DATA FOR THIS EXERCISE
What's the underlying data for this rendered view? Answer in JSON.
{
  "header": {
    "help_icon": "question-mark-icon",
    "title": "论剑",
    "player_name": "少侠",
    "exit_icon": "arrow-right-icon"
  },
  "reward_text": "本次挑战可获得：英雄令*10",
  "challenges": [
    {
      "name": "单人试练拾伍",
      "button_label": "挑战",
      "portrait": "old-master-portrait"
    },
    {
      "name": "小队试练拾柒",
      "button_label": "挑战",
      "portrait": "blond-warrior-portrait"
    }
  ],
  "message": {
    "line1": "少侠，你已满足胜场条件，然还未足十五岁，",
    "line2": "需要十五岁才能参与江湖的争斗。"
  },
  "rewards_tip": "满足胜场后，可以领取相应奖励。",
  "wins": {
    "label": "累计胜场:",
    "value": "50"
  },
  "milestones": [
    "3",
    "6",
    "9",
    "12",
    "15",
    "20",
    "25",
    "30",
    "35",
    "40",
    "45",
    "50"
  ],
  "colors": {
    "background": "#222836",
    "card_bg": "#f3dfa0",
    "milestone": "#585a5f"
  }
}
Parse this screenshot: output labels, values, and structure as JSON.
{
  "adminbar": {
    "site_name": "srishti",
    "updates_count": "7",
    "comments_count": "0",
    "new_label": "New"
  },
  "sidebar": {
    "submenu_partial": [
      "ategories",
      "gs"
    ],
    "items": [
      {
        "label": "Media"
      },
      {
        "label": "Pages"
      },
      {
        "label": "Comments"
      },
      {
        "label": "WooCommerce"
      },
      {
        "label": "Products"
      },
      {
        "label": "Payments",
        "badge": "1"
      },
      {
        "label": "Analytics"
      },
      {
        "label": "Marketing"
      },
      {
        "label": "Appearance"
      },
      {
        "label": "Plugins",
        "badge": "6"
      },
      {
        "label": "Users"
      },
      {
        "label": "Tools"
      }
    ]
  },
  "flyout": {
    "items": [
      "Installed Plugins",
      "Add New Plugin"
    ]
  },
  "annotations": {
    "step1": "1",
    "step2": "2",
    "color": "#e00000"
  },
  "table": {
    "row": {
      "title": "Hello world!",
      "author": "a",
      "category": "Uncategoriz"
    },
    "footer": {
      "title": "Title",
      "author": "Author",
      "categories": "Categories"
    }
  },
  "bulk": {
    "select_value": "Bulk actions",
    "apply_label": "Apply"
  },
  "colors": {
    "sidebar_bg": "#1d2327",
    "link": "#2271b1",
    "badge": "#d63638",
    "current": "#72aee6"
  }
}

WHAT TO PRODUCE
Write an exact transcription of every entry above.

ANSWER FOR THE TASK
What's the underlying data for this rendered view? Answer in JSON.
{
  "header": {
    "help_icon": "question-mark-icon",
    "title": "论剑",
    "player_name": "少侠",
    "exit_icon": "arrow-right-icon"
  },
  "reward_text": "本次挑战可获得：英雄令*10",
  "challenges": [
    {
      "name": "单人试练拾伍",
      "button_label": "挑战",
      "portrait": "old-master-portrait"
    },
    {
      "name": "小队试练拾柒",
      "button_label": "挑战",
      "portrait": "blond-warrior-portrait"
    }
  ],
  "message": {
    "line1": "少侠，你已满足胜场条件，然还未足十五岁，",
    "line2": "需要十五岁才能参与江湖的争斗。"
  },
  "rewards_tip": "满足胜场后，可以领取相应奖励。",
  "wins": {
    "label": "累计胜场:",
    "value": "50"
  },
  "milestones": [
    "3",
    "6",
    "9",
    "12",
    "15",
    "20",
    "25",
    "30",
    "35",
    "40",
    "45",
    "50"
  ],
  "colors": {
    "background": "#222836",
    "card_bg": "#f3dfa0",
    "milestone": "#585a5f"
  }
}
Parse this screenshot: output labels, values, and structure as JSON.
{
  "adminbar": {
    "site_name": "srishti",
    "updates_count": "7",
    "comments_count": "0",
    "new_label": "New"
  },
  "sidebar": {
    "submenu_partial": [
      "ategories",
      "gs"
    ],
    "items": [
      {
        "label": "Media"
      },
      {
        "label": "Pages"
      },
      {
        "label": "Comments"
      },
      {
        "label": "WooCommerce"
      },
      {
        "label": "Products"
      },
      {
        "label": "Payments",
        "badge": "1"
      },
      {
        "label": "Analytics"
      },
      {
        "label": "Marketing"
      },
      {
        "label": "Appearance"
      },
      {
        "label": "Plugins",
        "badge": "6"
      },
      {
        "label": "Users"
      },
      {
        "label": "Tools"
      }
    ]
  },
  "flyout": {
    "items": [
      "Installed Plugins",
      "Add New Plugin"
    ]
  },
  "annotations": {
    "step1": "1",
    "step2": "2",
    "color": "#e00000"
  },
  "table": {
    "row": {
      "title": "Hello world!",
      "author": "a",
      "category": "Uncategoriz"
    },
    "footer": {
      "title": "Title",
      "author": "Author",
      "categories": "Categories"
    }
  },
  "bulk": {
    "select_value": "Bulk actions",
    "apply_label": "Apply"
  },
  "colors": {
    "sidebar_bg": "#1d2327",
    "link": "#2271b1",
    "badge": "#d63638",
    "current": "#72aee6"
  }
}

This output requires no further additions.